The rating system behind every RPI ranking, adapted from chess to rowing.

Origins in Chess

The Elo rating system was developed by Hungarian-American physicist Arpad Elo in the 1960s as a method for ranking chess players. It was officially adopted by the US Chess Federation in 1960 and later by FIDE (the World Chess Federation) in 1970. The key insight: instead of just counting wins and losses, Elo accounts for who you beat and who you lose to.

How It Works

Every competitor starts with a base rating (typically 1500). After each contest, ratings adjust based on two factors:

New Rating = Old Rating + K x (Actual - Expected)

K is the sensitivity factor (how much a single result can change your rating). Actual is whether you won (1) or lost (0). Expected is the probability of winning given the rating difference between competitors.

If a highly-rated team beats a lower-rated team, ratings barely move (the result was expected). But if the underdog wins, both ratings shift significantly. This self-correcting mechanism means ratings converge on true ability over time.

Expected Win Probability

The expected score between two competitors is calculated using a logistic function:

E(A) = 1 / (1 + 10^((R_B - R_A) / 400))

A 200-point rating difference translates to roughly a 75% expected win rate for the higher-rated competitor. A 400-point gap means about 91%. This gives an intuitive meaning to rating differences.

* _Work instructions_
(1) From the Elo rating passage, return the stretch from "The Elo rating" through "you lose to.", copied word for word.
(2) Carry the Elo rating passage further, starting after its final sentence.
The listing comes from a separate source.

* _Data records_
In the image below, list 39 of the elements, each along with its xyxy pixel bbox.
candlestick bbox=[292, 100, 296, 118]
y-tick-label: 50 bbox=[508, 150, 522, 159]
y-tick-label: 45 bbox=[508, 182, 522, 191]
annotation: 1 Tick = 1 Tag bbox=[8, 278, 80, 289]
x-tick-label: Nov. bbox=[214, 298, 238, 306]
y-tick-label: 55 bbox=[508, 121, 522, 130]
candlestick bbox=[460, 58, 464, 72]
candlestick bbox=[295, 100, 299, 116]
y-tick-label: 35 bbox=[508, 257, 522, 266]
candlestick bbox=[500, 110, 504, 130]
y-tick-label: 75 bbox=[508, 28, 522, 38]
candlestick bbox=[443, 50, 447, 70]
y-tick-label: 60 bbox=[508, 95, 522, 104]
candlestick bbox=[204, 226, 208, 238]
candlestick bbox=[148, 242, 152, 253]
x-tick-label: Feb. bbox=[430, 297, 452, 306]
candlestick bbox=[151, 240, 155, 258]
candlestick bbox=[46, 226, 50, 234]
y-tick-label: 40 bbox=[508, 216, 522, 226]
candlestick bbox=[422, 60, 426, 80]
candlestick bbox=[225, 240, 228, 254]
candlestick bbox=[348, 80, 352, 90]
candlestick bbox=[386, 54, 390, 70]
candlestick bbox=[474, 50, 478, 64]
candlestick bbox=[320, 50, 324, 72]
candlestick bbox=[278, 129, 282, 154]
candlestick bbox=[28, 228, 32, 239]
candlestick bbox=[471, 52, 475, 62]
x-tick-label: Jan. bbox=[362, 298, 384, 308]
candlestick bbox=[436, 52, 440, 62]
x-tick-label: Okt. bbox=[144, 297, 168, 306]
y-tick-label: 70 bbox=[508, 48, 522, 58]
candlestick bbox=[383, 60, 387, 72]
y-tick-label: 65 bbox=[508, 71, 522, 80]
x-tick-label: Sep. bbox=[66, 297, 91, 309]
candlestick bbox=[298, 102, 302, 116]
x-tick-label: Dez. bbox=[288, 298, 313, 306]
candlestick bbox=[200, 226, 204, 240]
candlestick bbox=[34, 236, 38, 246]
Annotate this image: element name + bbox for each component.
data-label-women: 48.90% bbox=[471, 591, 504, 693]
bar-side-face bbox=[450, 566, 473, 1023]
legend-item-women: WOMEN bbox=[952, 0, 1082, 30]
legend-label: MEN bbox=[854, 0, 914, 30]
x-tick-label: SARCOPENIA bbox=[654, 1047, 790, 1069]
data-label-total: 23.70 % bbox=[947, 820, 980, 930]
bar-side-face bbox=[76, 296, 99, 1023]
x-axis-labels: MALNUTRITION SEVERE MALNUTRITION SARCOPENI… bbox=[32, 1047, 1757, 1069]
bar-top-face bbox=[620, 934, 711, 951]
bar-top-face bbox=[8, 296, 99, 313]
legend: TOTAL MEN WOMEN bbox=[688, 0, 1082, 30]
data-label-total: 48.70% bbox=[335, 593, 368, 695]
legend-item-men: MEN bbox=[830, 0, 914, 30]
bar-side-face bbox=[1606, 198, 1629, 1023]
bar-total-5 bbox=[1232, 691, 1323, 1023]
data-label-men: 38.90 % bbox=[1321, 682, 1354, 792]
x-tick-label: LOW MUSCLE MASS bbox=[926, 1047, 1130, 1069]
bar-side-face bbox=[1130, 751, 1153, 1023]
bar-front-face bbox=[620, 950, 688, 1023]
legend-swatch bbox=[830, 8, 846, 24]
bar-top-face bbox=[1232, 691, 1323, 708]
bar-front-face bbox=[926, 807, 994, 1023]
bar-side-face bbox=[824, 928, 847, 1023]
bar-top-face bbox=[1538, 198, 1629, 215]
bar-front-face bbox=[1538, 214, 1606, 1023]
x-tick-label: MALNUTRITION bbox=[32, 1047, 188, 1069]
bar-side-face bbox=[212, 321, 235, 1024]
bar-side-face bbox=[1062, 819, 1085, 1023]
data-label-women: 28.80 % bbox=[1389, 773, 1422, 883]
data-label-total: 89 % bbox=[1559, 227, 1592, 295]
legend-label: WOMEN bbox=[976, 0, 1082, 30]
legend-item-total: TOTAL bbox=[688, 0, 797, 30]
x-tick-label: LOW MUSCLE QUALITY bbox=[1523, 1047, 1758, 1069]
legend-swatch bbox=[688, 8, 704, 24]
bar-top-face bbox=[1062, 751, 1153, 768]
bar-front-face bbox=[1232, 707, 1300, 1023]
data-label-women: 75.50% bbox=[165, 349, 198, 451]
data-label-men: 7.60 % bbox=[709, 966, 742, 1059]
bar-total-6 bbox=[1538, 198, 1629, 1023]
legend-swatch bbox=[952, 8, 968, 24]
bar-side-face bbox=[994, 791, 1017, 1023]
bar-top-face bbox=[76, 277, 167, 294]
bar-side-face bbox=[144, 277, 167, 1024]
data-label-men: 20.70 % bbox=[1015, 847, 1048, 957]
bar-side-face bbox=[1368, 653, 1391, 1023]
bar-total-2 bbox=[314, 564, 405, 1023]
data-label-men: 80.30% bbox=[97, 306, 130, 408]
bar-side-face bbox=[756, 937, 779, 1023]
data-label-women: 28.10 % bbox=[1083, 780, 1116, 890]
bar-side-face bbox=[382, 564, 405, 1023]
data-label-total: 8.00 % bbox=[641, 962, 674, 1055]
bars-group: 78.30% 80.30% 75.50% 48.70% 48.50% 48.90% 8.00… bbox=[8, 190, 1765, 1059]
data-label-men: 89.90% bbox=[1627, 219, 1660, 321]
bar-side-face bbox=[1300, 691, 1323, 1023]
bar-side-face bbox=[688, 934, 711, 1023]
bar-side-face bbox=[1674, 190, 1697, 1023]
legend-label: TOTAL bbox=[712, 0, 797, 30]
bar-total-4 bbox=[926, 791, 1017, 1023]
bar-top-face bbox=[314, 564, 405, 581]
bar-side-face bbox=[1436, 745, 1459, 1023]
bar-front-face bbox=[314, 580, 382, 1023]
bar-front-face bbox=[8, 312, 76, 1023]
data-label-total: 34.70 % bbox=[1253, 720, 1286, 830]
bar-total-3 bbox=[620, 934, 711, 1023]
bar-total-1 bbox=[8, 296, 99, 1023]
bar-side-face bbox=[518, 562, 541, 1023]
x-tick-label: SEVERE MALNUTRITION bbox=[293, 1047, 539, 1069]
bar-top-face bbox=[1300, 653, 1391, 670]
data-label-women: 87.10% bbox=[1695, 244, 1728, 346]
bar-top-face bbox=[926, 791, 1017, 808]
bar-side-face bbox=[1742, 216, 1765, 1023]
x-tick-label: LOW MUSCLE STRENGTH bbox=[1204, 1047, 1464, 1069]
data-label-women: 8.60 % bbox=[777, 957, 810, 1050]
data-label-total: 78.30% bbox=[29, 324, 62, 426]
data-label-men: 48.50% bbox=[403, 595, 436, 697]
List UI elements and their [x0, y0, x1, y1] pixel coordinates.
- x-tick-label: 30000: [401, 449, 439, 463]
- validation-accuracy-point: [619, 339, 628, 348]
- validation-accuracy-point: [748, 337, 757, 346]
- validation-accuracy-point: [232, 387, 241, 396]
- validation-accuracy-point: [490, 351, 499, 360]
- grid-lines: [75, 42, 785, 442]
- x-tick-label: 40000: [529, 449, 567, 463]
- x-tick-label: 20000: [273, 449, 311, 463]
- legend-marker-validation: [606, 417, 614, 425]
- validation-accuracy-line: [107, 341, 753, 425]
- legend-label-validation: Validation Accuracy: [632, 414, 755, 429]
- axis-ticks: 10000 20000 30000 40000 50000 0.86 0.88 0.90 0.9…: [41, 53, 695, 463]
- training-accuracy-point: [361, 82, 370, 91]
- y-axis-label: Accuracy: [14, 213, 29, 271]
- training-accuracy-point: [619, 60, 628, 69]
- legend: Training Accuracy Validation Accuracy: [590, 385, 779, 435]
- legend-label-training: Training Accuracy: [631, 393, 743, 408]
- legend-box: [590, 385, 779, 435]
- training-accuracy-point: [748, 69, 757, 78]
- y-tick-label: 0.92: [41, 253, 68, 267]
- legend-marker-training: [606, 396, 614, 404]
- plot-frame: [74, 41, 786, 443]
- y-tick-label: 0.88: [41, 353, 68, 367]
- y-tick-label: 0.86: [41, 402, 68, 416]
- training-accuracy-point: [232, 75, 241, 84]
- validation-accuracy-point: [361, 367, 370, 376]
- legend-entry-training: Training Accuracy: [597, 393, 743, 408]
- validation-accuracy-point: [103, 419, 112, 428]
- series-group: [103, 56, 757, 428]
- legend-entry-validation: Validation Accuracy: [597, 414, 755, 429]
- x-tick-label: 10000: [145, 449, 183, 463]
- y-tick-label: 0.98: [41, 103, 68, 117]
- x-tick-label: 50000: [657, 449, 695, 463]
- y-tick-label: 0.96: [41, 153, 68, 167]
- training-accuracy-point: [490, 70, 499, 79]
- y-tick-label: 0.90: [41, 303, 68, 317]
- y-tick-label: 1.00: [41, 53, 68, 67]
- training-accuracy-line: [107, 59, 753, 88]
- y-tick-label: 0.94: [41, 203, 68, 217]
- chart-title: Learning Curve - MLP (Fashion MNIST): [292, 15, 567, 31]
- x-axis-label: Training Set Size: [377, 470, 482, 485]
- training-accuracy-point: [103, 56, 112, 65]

* _Answers for the exercise_
(1)
The Elo rating system was developed by Hungarian-American physicist Arpad Elo in the 1960s as a method for ranking chess players. It was officially adopted by the US Chess Federation in 1960 and later by FIDE (the World Chess Federation) in 1970. The key insight: instead of just counting wins and losses, Elo accounts for who you beat and who you lose to.

(2)
Beyond Chess

The elegance of Elo is its generality. It has been adapted for virtually every competitive domain: FIFA uses a variant for international football rankings, the NBA and NFL use Elo-based models for game predictions (popularized by FiveThirtyEight), online gaming platforms like League of Legends and chess.com use it for matchmaking, and academic research applies it to everything from animal dominance hierarchies to machine learning model evaluation.

Why Elo for Rowing?

Rowing presents unique challenges that make Elo especially well-suited:

  • Multi-team races

    Rowing events often feature 4-6+ crews per race. We decompose each race into pairwise comparisons, updating ratings for every pair of crews that raced together.

  • Infrequent matchups

    Teams from different regions rarely race each other directly. Elo propagates strength through chains of competition: if Team A beats Team B, and Team B beats Team C, we learn something about A vs. C.

  • Time-based margins

    Unlike chess, rowing provides margin of victory in seconds. We use this to make larger rating adjustments when a win is dominant versus narrow.

  • Variable conditions

    Wind, current, and course conditions affect results. Our modified Elo dampens rating changes in poor conditions where results are less reliable.